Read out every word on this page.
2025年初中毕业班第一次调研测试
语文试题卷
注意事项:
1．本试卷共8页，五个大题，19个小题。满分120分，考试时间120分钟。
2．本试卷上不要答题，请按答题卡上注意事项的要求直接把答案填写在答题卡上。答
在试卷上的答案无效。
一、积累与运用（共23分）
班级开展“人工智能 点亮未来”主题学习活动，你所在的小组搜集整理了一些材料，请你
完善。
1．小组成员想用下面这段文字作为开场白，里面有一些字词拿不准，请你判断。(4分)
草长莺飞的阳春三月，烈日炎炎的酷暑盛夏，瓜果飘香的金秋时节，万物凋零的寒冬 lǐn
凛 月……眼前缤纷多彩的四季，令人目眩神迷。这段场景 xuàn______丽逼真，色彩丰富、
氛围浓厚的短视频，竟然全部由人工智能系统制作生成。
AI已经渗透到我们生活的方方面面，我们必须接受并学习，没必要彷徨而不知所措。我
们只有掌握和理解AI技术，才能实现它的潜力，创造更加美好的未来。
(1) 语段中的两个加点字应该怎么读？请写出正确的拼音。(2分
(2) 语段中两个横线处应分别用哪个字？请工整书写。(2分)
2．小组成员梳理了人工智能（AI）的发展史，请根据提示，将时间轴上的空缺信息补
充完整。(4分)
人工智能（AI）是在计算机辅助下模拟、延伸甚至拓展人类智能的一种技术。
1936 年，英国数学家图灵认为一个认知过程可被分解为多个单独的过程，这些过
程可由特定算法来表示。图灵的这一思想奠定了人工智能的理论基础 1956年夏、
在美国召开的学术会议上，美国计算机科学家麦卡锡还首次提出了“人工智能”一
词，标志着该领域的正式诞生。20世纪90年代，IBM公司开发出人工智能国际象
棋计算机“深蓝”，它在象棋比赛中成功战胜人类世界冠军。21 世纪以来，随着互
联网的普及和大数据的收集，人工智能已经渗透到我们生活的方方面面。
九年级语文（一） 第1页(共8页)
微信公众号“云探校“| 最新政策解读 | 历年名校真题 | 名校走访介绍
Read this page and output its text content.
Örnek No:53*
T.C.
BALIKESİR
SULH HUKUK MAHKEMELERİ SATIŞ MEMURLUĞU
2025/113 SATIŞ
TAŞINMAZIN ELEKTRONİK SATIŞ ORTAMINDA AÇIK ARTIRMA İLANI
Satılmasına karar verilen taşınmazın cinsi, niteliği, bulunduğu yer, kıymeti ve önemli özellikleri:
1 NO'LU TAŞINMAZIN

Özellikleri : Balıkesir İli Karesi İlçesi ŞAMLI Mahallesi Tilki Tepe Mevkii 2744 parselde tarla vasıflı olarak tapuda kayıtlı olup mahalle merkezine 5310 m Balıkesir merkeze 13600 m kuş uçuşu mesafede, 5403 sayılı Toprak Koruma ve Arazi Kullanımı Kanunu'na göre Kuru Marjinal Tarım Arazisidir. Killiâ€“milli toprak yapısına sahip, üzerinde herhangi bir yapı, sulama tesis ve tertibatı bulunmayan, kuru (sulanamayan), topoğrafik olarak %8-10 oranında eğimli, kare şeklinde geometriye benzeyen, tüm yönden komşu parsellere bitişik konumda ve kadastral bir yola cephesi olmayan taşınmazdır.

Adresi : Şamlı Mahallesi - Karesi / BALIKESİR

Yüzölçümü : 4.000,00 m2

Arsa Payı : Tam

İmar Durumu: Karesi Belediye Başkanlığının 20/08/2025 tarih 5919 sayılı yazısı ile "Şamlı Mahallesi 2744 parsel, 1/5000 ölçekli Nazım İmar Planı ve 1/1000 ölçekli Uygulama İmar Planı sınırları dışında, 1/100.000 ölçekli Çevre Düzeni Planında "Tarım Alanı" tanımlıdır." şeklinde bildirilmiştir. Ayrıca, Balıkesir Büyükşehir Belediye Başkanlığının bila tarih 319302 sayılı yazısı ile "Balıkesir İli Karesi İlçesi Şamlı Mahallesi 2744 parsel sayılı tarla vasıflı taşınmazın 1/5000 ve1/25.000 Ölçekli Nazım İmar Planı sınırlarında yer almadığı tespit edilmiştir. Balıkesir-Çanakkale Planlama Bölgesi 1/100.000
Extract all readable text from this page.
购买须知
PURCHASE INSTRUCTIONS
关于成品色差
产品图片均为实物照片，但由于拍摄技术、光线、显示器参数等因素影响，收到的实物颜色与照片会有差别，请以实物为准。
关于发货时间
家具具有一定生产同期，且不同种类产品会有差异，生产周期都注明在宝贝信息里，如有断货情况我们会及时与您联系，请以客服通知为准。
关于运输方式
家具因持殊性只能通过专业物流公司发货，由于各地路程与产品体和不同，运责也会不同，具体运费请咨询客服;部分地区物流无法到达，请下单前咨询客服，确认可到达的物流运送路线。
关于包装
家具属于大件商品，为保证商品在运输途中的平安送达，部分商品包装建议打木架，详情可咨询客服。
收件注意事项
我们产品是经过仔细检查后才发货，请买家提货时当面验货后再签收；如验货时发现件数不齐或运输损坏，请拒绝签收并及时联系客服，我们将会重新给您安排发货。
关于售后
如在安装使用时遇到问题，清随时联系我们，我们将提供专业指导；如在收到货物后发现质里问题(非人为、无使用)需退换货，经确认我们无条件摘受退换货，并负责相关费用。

****************************************

» **The task**:
Transcribe each entry exactly.

» **Final result**:
Read out every word on this page.
2025年初中毕业班第一次调研测试
语文试题卷
注意事项:
1．本试卷共8页，五个大题，19个小题。满分120分，考试时间120分钟。
2．本试卷上不要答题，请按答题卡上注意事项的要求直接把答案填写在答题卡上。答
在试卷上的答案无效。
一、积累与运用（共23分）
班级开展“人工智能 点亮未来”主题学习活动，你所在的小组搜集整理了一些材料，请你
完善。
1．小组成员想用下面这段文字作为开场白，里面有一些字词拿不准，请你判断。(4分)
草长莺飞的阳春三月，烈日炎炎的酷暑盛夏，瓜果飘香的金秋时节，万物凋零的寒冬 lǐn
凛 月……眼前缤纷多彩的四季，令人目眩神迷。这段场景 xuàn______丽逼真，色彩丰富、
氛围浓厚的短视频，竟然全部由人工智能系统制作生成。
AI已经渗透到我们生活的方方面面，我们必须接受并学习，没必要彷徨而不知所措。我
们只有掌握和理解AI技术，才能实现它的潜力，创造更加美好的未来。
(1) 语段中的两个加点字应该怎么读？请写出正确的拼音。(2分
(2) 语段中两个横线处应分别用哪个字？请工整书写。(2分)
2．小组成员梳理了人工智能（AI）的发展史，请根据提示，将时间轴上的空缺信息补
充完整。(4分)
人工智能（AI）是在计算机辅助下模拟、延伸甚至拓展人类智能的一种技术。
1936 年，英国数学家图灵认为一个认知过程可被分解为多个单独的过程，这些过
程可由特定算法来表示。图灵的这一思想奠定了人工智能的理论基础 1956年夏、
在美国召开的学术会议上，美国计算机科学家麦卡锡还首次提出了“人工智能”一
词，标志着该领域的正式诞生。20世纪90年代，IBM公司开发出人工智能国际象
棋计算机“深蓝”，它在象棋比赛中成功战胜人类世界冠军。21 世纪以来，随着互
联网的普及和大数据的收集，人工智能已经渗透到我们生活的方方面面。
九年级语文（一） 第1页(共8页)
微信公众号“云探校“| 最新政策解读 | 历年名校真题 | 名校走访介绍
Read this page and output its text content.
Örnek No:53*
T.C.
BALIKESİR
SULH HUKUK MAHKEMELERİ SATIŞ MEMURLUĞU
2025/113 SATIŞ
TAŞINMAZIN ELEKTRONİK SATIŞ ORTAMINDA AÇIK ARTIRMA İLANI
Satılmasına karar verilen taşınmazın cinsi, niteliği, bulunduğu yer, kıymeti ve önemli özellikleri:
1 NO'LU TAŞINMAZIN

Özellikleri : Balıkesir İli Karesi İlçesi ŞAMLI Mahallesi Tilki Tepe Mevkii 2744 parselde tarla vasıflı olarak tapuda kayıtlı olup mahalle merkezine 5310 m Balıkesir merkeze 13600 m kuş uçuşu mesafede, 5403 sayılı Toprak Koruma ve Arazi Kullanımı Kanunu'na göre Kuru Marjinal Tarım Arazisidir. Killiâ€“milli toprak yapısına sahip, üzerinde herhangi bir yapı, sulama tesis ve tertibatı bulunmayan, kuru (sulanamayan), topoğrafik olarak %8-10 oranında eğimli, kare şeklinde geometriye benzeyen, tüm yönden komşu parsellere bitişik konumda ve kadastral bir yola cephesi olmayan taşınmazdır.

Adresi : Şamlı Mahallesi - Karesi / BALIKESİR

Yüzölçümü : 4.000,00 m2

Arsa Payı : Tam

İmar Durumu: Karesi Belediye Başkanlığının 20/08/2025 tarih 5919 sayılı yazısı ile "Şamlı Mahallesi 2744 parsel, 1/5000 ölçekli Nazım İmar Planı ve 1/1000 ölçekli Uygulama İmar Planı sınırları dışında, 1/100.000 ölçekli Çevre Düzeni Planında "Tarım Alanı" tanımlıdır." şeklinde bildirilmiştir. Ayrıca, Balıkesir Büyükşehir Belediye Başkanlığının bila tarih 319302 sayılı yazısı ile "Balıkesir İli Karesi İlçesi Şamlı Mahallesi 2744 parsel sayılı tarla vasıflı taşınmazın 1/5000 ve1/25.000 Ölçekli Nazım İmar Planı sınırlarında yer almadığı tespit edilmiştir. Balıkesir-Çanakkale Planlama Bölgesi 1/100.000
Extract all readable text from this page.
购买须知
PURCHASE INSTRUCTIONS
关于成品色差
产品图片均为实物照片，但由于拍摄技术、光线、显示器参数等因素影响，收到的实物颜色与照片会有差别，请以实物为准。
关于发货时间
家具具有一定生产同期，且不同种类产品会有差异，生产周期都注明在宝贝信息里，如有断货情况我们会及时与您联系，请以客服通知为准。
关于运输方式
家具因持殊性只能通过专业物流公司发货，由于各地路程与产品体和不同，运责也会不同，具体运费请咨询客服;部分地区物流无法到达，请下单前咨询客服，确认可到达的物流运送路线。
关于包装
家具属于大件商品，为保证商品在运输途中的平安送达，部分商品包装建议打木架，详情可咨询客服。
收件注意事项
我们产品是经过仔细检查后才发货，请买家提货时当面验货后再签收；如验货时发现件数不齐或运输损坏，请拒绝签收并及时联系客服，我们将会重新给您安排发货。
关于售后
如在安装使用时遇到问题，清随时联系我们，我们将提供专业指导；如在收到货物后发现质里问题(非人为、无使用)需退换货，经确认我们无条件摘受退换货，并负责相关费用。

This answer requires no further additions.